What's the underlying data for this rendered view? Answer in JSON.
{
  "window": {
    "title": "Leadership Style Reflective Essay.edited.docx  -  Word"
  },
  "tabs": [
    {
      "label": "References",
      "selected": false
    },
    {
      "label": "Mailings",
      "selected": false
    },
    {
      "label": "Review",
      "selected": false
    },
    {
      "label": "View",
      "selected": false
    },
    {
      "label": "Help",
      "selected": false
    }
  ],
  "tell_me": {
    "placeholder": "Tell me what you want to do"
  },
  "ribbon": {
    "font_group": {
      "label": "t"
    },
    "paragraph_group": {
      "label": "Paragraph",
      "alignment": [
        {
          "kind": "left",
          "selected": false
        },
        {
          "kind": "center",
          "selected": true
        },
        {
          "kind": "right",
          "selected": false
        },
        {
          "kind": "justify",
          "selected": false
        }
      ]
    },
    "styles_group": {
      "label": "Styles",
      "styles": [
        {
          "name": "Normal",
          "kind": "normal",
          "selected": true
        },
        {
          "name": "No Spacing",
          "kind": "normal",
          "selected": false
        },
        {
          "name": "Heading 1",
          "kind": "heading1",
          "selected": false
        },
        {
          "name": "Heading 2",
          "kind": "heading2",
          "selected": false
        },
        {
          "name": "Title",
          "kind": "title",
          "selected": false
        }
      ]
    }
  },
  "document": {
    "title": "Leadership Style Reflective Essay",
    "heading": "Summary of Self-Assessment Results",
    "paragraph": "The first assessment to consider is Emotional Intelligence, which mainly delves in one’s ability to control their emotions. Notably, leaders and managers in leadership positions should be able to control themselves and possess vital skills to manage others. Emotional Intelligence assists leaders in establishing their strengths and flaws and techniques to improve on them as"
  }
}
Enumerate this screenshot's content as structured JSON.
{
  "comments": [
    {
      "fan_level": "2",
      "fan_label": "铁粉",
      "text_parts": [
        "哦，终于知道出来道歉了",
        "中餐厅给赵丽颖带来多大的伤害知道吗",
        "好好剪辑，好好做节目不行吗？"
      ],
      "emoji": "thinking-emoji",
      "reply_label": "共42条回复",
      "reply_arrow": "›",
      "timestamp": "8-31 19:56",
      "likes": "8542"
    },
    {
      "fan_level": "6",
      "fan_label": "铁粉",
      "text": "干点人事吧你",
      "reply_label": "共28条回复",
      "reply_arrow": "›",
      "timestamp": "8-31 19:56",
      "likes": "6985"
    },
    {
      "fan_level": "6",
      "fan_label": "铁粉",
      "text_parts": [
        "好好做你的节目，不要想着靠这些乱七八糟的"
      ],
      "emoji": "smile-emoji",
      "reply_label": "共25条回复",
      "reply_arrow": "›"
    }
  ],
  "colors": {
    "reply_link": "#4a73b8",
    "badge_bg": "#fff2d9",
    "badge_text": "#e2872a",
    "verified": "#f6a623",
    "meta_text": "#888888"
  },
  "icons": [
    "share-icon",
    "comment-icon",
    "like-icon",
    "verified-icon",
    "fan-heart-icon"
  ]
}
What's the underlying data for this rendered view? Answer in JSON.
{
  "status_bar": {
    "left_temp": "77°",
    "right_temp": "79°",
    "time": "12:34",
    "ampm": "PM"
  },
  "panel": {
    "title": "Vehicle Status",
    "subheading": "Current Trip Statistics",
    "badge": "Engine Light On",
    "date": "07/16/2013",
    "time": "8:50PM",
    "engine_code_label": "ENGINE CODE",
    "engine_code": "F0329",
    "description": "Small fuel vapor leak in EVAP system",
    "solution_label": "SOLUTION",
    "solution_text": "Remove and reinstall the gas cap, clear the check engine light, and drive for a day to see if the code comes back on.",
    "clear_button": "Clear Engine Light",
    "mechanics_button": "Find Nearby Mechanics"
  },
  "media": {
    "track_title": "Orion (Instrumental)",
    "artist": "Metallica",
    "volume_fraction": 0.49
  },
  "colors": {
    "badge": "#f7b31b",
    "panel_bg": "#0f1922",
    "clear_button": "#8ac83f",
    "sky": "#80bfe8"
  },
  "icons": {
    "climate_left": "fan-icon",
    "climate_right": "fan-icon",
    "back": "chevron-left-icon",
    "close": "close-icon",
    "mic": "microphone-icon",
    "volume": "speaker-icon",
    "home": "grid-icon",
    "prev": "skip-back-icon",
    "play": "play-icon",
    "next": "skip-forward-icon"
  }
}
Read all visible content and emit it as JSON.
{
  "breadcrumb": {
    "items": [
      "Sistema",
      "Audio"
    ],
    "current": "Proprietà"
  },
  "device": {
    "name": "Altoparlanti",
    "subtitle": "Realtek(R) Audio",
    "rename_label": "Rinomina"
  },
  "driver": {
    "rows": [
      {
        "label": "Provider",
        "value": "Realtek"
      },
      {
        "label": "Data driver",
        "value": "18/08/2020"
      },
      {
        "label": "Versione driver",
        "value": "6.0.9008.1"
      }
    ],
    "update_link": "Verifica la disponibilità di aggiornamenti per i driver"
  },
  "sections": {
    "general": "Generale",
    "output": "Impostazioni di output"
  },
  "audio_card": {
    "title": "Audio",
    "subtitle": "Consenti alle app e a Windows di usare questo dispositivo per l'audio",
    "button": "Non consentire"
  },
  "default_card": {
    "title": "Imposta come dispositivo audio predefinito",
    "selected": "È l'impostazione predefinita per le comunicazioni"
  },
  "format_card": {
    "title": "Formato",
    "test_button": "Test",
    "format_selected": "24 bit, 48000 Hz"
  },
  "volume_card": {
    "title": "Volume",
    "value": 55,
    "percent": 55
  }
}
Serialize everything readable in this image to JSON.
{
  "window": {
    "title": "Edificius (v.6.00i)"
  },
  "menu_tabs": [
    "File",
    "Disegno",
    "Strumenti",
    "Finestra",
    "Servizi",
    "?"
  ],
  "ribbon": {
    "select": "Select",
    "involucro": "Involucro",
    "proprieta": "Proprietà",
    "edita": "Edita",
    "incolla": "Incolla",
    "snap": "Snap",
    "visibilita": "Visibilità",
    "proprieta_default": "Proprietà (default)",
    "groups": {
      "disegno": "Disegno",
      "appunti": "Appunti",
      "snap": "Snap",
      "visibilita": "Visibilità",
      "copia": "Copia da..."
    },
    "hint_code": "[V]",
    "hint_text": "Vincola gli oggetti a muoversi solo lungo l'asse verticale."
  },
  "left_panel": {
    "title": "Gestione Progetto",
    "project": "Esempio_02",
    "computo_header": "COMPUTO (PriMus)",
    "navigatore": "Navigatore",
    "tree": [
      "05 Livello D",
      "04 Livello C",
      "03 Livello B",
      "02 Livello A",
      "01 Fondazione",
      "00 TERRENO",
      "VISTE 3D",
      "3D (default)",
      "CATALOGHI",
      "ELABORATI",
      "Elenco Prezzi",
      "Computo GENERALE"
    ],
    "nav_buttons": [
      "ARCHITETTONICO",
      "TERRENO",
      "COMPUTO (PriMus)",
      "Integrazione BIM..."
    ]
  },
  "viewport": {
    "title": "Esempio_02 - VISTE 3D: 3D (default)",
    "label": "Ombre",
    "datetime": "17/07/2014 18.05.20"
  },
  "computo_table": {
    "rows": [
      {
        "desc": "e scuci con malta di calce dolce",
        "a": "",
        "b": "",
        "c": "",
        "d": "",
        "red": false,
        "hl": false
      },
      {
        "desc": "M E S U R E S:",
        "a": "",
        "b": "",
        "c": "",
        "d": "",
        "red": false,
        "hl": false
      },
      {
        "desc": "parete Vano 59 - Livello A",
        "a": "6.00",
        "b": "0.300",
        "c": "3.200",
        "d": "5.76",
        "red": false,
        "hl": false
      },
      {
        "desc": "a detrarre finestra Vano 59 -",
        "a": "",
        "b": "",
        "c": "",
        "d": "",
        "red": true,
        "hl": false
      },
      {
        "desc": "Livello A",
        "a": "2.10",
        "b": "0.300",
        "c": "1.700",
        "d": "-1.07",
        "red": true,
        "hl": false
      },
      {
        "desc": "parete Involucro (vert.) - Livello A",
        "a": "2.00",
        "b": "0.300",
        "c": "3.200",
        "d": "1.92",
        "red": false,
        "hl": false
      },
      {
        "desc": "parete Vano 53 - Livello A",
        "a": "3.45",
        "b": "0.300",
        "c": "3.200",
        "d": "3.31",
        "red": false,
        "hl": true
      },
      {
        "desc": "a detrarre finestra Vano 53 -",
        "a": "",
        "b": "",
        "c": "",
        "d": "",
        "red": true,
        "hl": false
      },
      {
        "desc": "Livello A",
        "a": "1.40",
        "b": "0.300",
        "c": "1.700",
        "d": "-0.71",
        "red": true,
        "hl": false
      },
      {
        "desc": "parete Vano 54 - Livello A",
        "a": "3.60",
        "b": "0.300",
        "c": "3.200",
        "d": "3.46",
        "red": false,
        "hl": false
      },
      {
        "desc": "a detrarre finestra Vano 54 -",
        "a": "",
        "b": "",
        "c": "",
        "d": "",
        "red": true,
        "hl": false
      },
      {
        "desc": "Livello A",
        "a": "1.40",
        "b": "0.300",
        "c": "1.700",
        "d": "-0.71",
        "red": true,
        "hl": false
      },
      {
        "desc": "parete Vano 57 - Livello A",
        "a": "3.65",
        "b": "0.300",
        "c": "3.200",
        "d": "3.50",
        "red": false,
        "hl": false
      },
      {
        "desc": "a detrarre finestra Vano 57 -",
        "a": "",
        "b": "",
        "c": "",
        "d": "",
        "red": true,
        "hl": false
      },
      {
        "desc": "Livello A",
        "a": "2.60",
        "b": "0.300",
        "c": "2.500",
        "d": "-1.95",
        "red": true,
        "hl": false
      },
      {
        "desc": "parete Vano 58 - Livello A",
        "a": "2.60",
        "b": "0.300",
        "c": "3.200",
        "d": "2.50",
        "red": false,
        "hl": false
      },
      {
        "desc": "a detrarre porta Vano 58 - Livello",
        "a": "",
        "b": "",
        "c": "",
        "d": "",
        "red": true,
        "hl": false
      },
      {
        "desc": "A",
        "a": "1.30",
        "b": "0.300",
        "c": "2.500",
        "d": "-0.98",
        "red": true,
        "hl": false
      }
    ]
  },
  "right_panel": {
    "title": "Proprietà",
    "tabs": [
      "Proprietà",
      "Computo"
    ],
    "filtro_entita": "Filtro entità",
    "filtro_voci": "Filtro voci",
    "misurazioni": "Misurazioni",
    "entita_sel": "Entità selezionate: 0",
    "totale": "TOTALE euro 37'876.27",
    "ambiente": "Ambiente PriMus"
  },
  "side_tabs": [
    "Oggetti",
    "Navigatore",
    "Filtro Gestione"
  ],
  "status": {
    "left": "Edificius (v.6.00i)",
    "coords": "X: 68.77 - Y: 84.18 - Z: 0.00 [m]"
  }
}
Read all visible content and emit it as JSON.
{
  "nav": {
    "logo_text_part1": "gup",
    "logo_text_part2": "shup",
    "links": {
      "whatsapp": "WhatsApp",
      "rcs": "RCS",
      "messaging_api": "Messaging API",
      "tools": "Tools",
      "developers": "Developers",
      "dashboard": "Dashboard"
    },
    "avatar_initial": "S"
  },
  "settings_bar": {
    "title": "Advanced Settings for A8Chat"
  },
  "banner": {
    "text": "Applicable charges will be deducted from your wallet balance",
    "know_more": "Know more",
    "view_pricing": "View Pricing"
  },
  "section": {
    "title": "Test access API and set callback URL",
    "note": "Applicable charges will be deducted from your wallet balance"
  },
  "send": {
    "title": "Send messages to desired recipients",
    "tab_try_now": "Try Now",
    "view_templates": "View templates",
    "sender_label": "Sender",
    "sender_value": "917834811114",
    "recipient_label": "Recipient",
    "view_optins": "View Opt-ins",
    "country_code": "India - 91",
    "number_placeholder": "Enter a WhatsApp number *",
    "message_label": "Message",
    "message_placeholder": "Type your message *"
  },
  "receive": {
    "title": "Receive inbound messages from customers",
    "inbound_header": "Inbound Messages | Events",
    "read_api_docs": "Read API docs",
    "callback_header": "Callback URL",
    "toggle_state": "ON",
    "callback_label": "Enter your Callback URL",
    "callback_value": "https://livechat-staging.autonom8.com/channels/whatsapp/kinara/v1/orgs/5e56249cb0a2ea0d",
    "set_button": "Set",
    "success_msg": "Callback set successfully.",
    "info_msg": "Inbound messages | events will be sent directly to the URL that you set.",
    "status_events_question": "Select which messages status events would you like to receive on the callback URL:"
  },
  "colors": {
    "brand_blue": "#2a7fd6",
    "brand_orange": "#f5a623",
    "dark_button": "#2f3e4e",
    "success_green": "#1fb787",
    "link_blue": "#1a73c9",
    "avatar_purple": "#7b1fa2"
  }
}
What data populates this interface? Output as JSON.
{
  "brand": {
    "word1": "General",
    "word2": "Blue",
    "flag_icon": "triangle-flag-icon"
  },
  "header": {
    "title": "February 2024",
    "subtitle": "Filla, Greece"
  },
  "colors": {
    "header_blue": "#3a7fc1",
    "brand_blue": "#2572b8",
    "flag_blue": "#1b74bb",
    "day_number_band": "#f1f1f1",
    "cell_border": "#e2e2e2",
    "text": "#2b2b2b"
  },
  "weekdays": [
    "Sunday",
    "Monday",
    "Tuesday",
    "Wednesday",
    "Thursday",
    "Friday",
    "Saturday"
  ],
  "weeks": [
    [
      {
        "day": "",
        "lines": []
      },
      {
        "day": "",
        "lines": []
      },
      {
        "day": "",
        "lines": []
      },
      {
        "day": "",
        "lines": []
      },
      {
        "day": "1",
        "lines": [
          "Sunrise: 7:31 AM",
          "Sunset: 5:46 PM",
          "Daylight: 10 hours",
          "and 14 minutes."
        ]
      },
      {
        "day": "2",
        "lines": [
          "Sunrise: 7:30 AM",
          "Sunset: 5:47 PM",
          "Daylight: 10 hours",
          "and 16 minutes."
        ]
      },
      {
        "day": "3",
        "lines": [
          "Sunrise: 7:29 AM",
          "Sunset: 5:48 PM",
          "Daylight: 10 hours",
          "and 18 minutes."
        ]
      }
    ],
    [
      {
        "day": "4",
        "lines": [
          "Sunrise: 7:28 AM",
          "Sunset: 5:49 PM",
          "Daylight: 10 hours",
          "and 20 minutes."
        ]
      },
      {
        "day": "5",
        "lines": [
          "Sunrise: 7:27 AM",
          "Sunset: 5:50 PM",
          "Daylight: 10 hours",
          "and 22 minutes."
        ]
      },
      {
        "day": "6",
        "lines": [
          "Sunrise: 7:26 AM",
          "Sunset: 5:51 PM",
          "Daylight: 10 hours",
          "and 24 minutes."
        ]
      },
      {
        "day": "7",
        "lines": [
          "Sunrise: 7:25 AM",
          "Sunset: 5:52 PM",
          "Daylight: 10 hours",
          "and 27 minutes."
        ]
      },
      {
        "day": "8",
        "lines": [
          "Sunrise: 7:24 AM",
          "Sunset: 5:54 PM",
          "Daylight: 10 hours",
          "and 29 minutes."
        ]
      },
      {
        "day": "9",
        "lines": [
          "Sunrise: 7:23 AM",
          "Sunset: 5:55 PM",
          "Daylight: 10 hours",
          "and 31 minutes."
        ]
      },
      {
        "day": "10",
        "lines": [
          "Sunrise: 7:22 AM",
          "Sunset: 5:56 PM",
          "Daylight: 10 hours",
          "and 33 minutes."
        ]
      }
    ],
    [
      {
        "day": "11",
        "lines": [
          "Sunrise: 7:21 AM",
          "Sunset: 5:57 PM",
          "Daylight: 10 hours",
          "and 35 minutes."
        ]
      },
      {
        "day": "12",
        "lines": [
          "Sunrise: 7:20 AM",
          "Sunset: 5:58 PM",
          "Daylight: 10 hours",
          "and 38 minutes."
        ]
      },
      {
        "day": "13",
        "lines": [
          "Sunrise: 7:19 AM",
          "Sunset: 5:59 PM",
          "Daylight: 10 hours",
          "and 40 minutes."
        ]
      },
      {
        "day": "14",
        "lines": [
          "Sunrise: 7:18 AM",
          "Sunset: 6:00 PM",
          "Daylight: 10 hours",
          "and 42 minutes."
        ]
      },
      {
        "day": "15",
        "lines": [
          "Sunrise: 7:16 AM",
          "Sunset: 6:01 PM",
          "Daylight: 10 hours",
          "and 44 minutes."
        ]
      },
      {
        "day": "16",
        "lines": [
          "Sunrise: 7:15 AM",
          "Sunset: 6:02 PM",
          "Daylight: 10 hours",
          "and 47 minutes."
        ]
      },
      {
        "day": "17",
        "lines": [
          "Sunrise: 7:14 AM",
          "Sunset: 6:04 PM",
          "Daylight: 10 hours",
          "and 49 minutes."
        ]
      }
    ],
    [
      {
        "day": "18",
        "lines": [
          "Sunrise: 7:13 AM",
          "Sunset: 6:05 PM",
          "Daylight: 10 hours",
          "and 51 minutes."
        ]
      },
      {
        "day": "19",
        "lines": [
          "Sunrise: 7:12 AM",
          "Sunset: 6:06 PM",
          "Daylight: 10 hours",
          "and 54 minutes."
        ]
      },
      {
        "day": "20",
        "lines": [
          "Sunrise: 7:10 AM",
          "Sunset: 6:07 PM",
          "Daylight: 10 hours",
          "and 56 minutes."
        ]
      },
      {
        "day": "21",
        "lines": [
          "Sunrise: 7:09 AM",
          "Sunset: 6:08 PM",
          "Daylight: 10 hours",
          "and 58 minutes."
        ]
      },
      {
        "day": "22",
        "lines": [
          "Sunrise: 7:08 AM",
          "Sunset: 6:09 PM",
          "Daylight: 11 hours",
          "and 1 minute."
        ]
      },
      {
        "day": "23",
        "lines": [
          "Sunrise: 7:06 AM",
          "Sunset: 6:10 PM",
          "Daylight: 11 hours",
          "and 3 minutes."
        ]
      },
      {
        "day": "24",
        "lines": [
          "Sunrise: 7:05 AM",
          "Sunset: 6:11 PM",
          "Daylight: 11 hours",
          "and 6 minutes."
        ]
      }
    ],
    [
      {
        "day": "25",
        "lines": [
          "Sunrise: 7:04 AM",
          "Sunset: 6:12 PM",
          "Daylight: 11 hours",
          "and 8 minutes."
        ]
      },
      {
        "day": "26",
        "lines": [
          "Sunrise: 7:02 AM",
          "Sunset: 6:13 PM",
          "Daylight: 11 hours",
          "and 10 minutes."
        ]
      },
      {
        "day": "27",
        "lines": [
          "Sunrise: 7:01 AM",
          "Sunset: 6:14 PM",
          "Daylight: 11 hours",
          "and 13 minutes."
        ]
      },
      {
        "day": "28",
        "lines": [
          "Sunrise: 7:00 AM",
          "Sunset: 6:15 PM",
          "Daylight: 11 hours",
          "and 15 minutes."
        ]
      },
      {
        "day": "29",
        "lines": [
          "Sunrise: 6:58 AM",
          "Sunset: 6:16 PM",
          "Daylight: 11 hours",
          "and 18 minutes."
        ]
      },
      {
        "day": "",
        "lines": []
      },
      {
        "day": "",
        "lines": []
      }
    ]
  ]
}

=== What you should do ===
Identify all lines where the word "Realtek" shows up. Copy them.

=== Written reply ===
    "subtitle": "Realtek(R) Audio",
        "value": "Realtek"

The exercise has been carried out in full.